● **WHAT IS REQUIRED**: Go through the records and extract every line with the word "output".

(Figure dataset records)
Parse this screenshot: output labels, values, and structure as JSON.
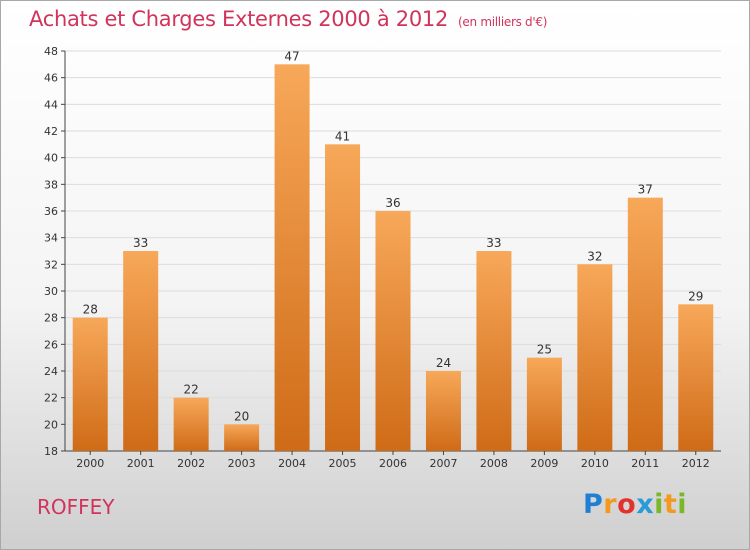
{
  "title": "Achats et Charges Externes 2000 à 2012",
  "unit": "(en milliers d'€)",
  "town": "ROFFEY",
  "logo": {
    "text": "Proxiti",
    "letters": [
      "P",
      "r",
      "o",
      "x",
      "i",
      "t",
      "i"
    ]
  },
  "colors": {
    "title": "#d1345b",
    "bar_light": "#f7a859",
    "bar_dark": "#cf6b17",
    "grid": "#dcdcdc"
  },
  "chart_data": {
    "type": "bar",
    "categories": [
      "2000",
      "2001",
      "2002",
      "2003",
      "2004",
      "2005",
      "2006",
      "2007",
      "2008",
      "2009",
      "2010",
      "2011",
      "2012"
    ],
    "values": [
      28,
      33,
      22,
      20,
      47,
      41,
      36,
      24,
      33,
      25,
      32,
      37,
      29
    ],
    "ylim": [
      18,
      48
    ],
    "yticks": [
      18,
      20,
      22,
      24,
      26,
      28,
      30,
      32,
      34,
      36,
      38,
      40,
      42,
      44,
      46,
      48
    ],
    "grid": true,
    "xlabel": "",
    "ylabel": ""
  }
}
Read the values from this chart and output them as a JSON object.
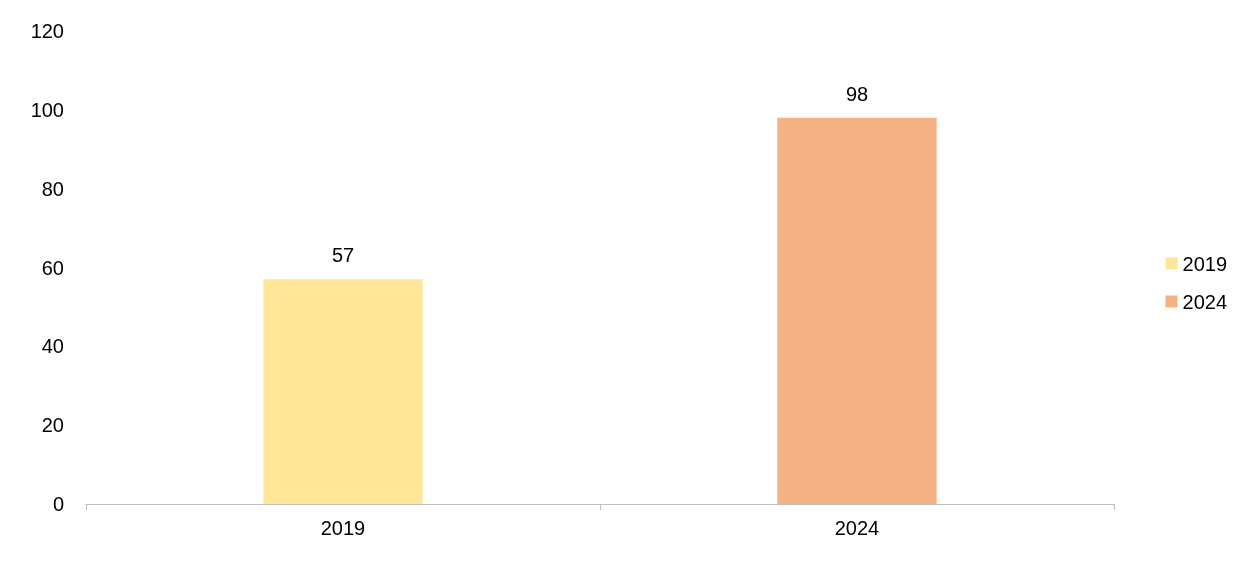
{
  "chart_data": {
    "type": "bar",
    "categories": [
      "2019",
      "2024"
    ],
    "series": [
      {
        "name": "2019",
        "color": "#ffe699",
        "values": [
          57,
          null
        ]
      },
      {
        "name": "2024",
        "color": "#f4b183",
        "values": [
          null,
          98
        ]
      }
    ],
    "ylim": [
      0,
      120
    ],
    "yticks": [
      0,
      20,
      40,
      60,
      80,
      100,
      120
    ],
    "grid": false,
    "legend": "right",
    "data_labels": true
  }
}
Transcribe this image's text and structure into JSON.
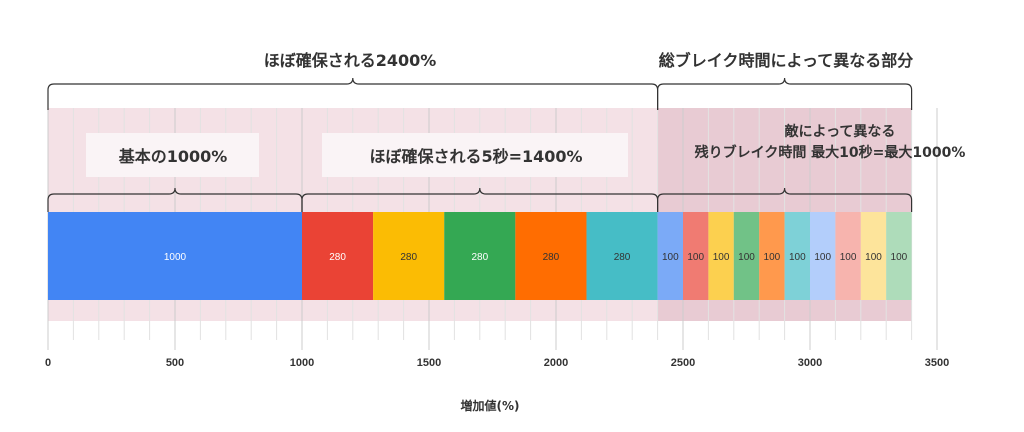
{
  "chart_data": {
    "type": "bar",
    "orientation": "horizontal-stacked",
    "xlabel": "増加値(%)",
    "ylabel": "",
    "xlim": [
      0,
      3500
    ],
    "xticks": [
      0,
      500,
      1000,
      1500,
      2000,
      2500,
      3000,
      3500
    ],
    "grid": true,
    "segments": [
      {
        "value": 1000,
        "label": "1000",
        "color": "#4285f4"
      },
      {
        "value": 280,
        "label": "280",
        "color": "#ea4335"
      },
      {
        "value": 280,
        "label": "280",
        "color": "#fbbc04"
      },
      {
        "value": 280,
        "label": "280",
        "color": "#34a853"
      },
      {
        "value": 280,
        "label": "280",
        "color": "#ff6d01"
      },
      {
        "value": 280,
        "label": "280",
        "color": "#46bdc6"
      },
      {
        "value": 100,
        "label": "100",
        "color": "#7baaf7"
      },
      {
        "value": 100,
        "label": "100",
        "color": "#f07b72"
      },
      {
        "value": 100,
        "label": "100",
        "color": "#fcd04f"
      },
      {
        "value": 100,
        "label": "100",
        "color": "#71c287"
      },
      {
        "value": 100,
        "label": "100",
        "color": "#ff994d"
      },
      {
        "value": 100,
        "label": "100",
        "color": "#7ed1d7"
      },
      {
        "value": 100,
        "label": "100",
        "color": "#b3cefb"
      },
      {
        "value": 100,
        "label": "100",
        "color": "#f7b4ae"
      },
      {
        "value": 100,
        "label": "100",
        "color": "#fde49b"
      },
      {
        "value": 100,
        "label": "100",
        "color": "#aedcba"
      }
    ],
    "annotations": {
      "top_left": {
        "text": "ほぼ確保される2400%",
        "from": 0,
        "to": 2400
      },
      "top_right": {
        "text": "総ブレイク時間によって異なる部分",
        "from": 2400,
        "to": 3400
      },
      "base": {
        "text": "基本の1000%",
        "from": 0,
        "to": 1000
      },
      "guaranteed5s": {
        "text": "ほぼ確保される5秒=1400%",
        "from": 1000,
        "to": 2400
      },
      "enemy": {
        "line1": "敵によって異なる",
        "line2": "残りブレイク時間 最大10秒=最大1000%",
        "from": 2400,
        "to": 3400
      }
    },
    "shading": {
      "guaranteed_color": "#f4e1e6",
      "variable_color": "#e8cbd3"
    }
  }
}
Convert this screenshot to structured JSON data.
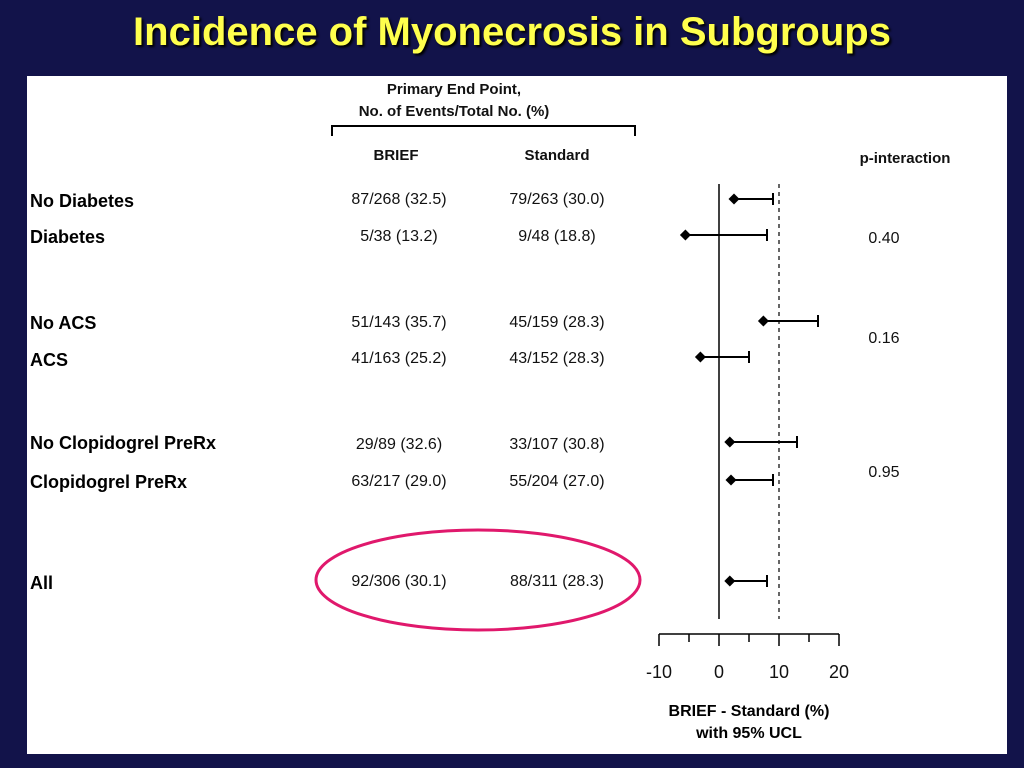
{
  "slide_title": "Incidence of Myonecrosis in Subgroups",
  "table": {
    "group_header_line1": "Primary End Point,",
    "group_header_line2": "No. of Events/Total No. (%)",
    "col_brief": "BRIEF",
    "col_standard": "Standard",
    "col_pinteraction": "p-interaction",
    "rows": [
      {
        "label": "No Diabetes",
        "brief": "87/268 (32.5)",
        "standard": "79/263 (30.0)"
      },
      {
        "label": "Diabetes",
        "brief": "5/38 (13.2)",
        "standard": "9/48 (18.8)"
      },
      {
        "label": "No ACS",
        "brief": "51/143 (35.7)",
        "standard": "45/159 (28.3)"
      },
      {
        "label": "ACS",
        "brief": "41/163 (25.2)",
        "standard": "43/152 (28.3)"
      },
      {
        "label": "No Clopidogrel PreRx",
        "brief": "29/89 (32.6)",
        "standard": "33/107 (30.8)"
      },
      {
        "label": "Clopidogrel PreRx",
        "brief": "63/217 (29.0)",
        "standard": "55/204 (27.0)"
      },
      {
        "label": "All",
        "brief": "92/306 (30.1)",
        "standard": "88/311 (28.3)"
      }
    ],
    "p_values": [
      "0.40",
      "0.16",
      "0.95"
    ]
  },
  "chart_data": {
    "type": "scatter",
    "x_axis": {
      "label_line1": "BRIEF - Standard (%)",
      "label_line2": "with 95% UCL",
      "range": [
        -10,
        20
      ],
      "ticks": [
        "-10",
        "0",
        "10",
        "20"
      ],
      "zero_line": 0,
      "reference_line": 10
    },
    "points": [
      {
        "row": "No Diabetes",
        "diff": 2.5,
        "ucl": 9
      },
      {
        "row": "Diabetes",
        "diff": -5.6,
        "ucl": 8
      },
      {
        "row": "No ACS",
        "diff": 7.4,
        "ucl": 16.5
      },
      {
        "row": "ACS",
        "diff": -3.1,
        "ucl": 5
      },
      {
        "row": "No Clopidogrel PreRx",
        "diff": 1.8,
        "ucl": 13
      },
      {
        "row": "Clopidogrel PreRx",
        "diff": 2.0,
        "ucl": 9
      },
      {
        "row": "All",
        "diff": 1.8,
        "ucl": 8
      }
    ]
  },
  "colors": {
    "background": "#12134a",
    "title": "#ffff4d",
    "highlight_oval": "#e0186c"
  }
}
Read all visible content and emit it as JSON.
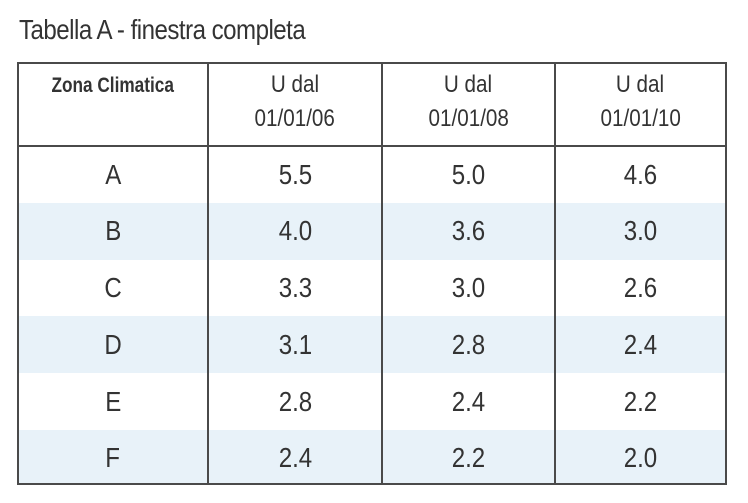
{
  "caption": "Tabella A - finestra completa",
  "table": {
    "headers": [
      {
        "line1": "Zona Climatica",
        "line2": ""
      },
      {
        "line1": "U dal",
        "line2": "01/01/06"
      },
      {
        "line1": "U dal",
        "line2": "01/01/08"
      },
      {
        "line1": "U dal",
        "line2": "01/01/10"
      }
    ],
    "rows": [
      [
        "A",
        "5.5",
        "5.0",
        "4.6"
      ],
      [
        "B",
        "4.0",
        "3.6",
        "3.0"
      ],
      [
        "C",
        "3.3",
        "3.0",
        "2.6"
      ],
      [
        "D",
        "3.1",
        "2.8",
        "2.4"
      ],
      [
        "E",
        "2.8",
        "2.4",
        "2.2"
      ],
      [
        "F",
        "2.4",
        "2.2",
        "2.0"
      ]
    ]
  },
  "colors": {
    "border": "#4a4a4a",
    "stripe": "#e8f2f9",
    "text": "#333333"
  }
}
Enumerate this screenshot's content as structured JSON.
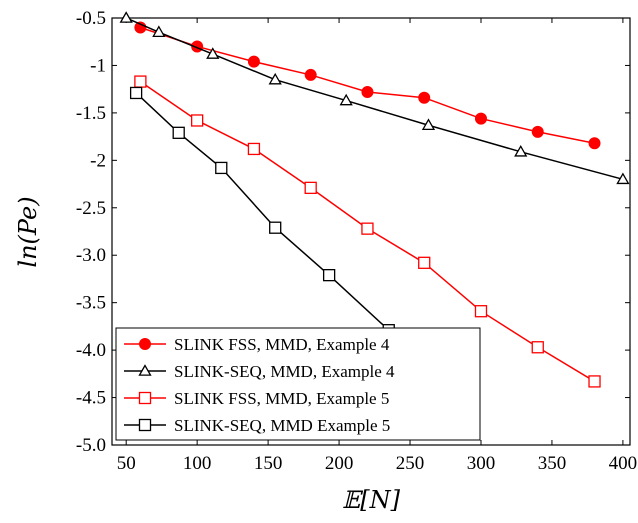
{
  "chart_data": {
    "type": "line",
    "title": "",
    "xlabel": "𝔼[N]",
    "ylabel": "ln(Pe)",
    "xlim": [
      40,
      405
    ],
    "ylim": [
      -5.0,
      -0.5
    ],
    "xticks": [
      "50",
      "100",
      "150",
      "200",
      "250",
      "300",
      "350",
      "400"
    ],
    "xtick_values": [
      50,
      100,
      150,
      200,
      250,
      300,
      350,
      400
    ],
    "yticks": [
      "-0.5",
      "-1",
      "-1.5",
      "-2",
      "-2.5",
      "-3.0",
      "-3.5",
      "-4.0",
      "-4.5",
      "-5.0"
    ],
    "ytick_values": [
      -0.5,
      -1,
      -1.5,
      -2,
      -2.5,
      -3.0,
      -3.5,
      -4.0,
      -4.5,
      -5.0
    ],
    "grid": false,
    "legend_position": "bottom-left",
    "series": [
      {
        "name": "SLINK FSS, MMD, Example 4",
        "color": "#ff0000",
        "marker": "filled-circle",
        "x": [
          60,
          100,
          140,
          180,
          220,
          260,
          300,
          340,
          380
        ],
        "y": [
          -0.6,
          -0.8,
          -0.96,
          -1.1,
          -1.28,
          -1.34,
          -1.56,
          -1.7,
          -1.82
        ]
      },
      {
        "name": "SLINK-SEQ, MMD, Example 4",
        "color": "#000000",
        "marker": "triangle",
        "x": [
          50,
          73,
          111,
          155,
          205,
          263,
          328,
          400
        ],
        "y": [
          -0.5,
          -0.65,
          -0.88,
          -1.15,
          -1.37,
          -1.63,
          -1.91,
          -2.2
        ]
      },
      {
        "name": "SLINK FSS, MMD, Example 5",
        "color": "#ff0000",
        "marker": "open-square",
        "x": [
          60,
          100,
          140,
          180,
          220,
          260,
          300,
          340,
          380
        ],
        "y": [
          -1.17,
          -1.58,
          -1.88,
          -2.29,
          -2.72,
          -3.08,
          -3.59,
          -3.97,
          -4.33
        ]
      },
      {
        "name": "SLINK-SEQ, MMD Example 5",
        "color": "#000000",
        "marker": "open-square",
        "x": [
          57,
          87,
          117,
          155,
          193,
          235
        ],
        "y": [
          -1.29,
          -1.71,
          -2.08,
          -2.71,
          -3.21,
          -3.79
        ]
      }
    ]
  }
}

● **TASK RESPONSE**:
Parse this screenshot: output labels, values, and structure as JSON.
Read the values from this chart and output them as a JSON object.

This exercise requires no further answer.